*** Task inputs ***

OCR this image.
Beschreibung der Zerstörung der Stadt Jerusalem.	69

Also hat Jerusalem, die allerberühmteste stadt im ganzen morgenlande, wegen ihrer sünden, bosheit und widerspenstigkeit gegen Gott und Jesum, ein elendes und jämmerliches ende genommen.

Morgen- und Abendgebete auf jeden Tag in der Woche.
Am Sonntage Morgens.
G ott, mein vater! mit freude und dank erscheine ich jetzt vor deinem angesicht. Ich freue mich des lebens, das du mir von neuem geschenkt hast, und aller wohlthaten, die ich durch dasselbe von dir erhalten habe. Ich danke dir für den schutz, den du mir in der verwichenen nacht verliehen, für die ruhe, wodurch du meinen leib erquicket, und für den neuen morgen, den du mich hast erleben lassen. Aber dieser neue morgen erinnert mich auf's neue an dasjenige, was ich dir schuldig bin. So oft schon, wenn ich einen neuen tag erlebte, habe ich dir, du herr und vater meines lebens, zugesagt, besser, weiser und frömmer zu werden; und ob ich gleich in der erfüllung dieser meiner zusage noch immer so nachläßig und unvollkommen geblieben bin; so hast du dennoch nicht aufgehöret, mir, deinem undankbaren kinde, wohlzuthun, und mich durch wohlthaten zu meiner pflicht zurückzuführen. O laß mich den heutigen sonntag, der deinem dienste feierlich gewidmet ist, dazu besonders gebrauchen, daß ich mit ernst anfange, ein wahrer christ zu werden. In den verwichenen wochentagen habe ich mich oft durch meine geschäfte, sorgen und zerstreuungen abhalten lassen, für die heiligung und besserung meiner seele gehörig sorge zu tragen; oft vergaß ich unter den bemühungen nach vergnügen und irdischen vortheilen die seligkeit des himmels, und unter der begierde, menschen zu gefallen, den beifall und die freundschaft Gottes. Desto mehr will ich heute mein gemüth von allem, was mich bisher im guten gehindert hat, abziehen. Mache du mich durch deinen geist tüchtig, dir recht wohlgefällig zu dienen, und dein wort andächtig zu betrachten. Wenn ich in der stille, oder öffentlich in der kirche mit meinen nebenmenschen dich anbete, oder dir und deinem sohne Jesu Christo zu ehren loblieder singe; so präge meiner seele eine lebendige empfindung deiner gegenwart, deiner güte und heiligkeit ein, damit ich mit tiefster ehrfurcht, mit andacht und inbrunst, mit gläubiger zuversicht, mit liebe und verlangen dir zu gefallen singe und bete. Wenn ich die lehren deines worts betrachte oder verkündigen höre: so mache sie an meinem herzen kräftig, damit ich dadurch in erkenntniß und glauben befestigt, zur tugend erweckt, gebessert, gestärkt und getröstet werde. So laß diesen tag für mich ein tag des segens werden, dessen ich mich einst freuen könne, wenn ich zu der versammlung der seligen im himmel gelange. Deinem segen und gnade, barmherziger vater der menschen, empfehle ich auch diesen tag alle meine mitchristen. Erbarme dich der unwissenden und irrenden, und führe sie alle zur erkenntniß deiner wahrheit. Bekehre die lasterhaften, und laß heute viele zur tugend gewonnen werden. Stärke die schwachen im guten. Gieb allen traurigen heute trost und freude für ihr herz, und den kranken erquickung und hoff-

*** End of Task inputs ***

Please return every line of the records that contains the word "Jerusalem".

Beschreibung der Zerstörung der Stadt Jerusalem.	69
Also hat Jerusalem, die allerberühmteste stadt im ganzen morgenlande, wegen ihrer sünden, bosheit und widerspenstigkeit gegen Gott und Jesum, ein elendes und jämmerliches ende genommen.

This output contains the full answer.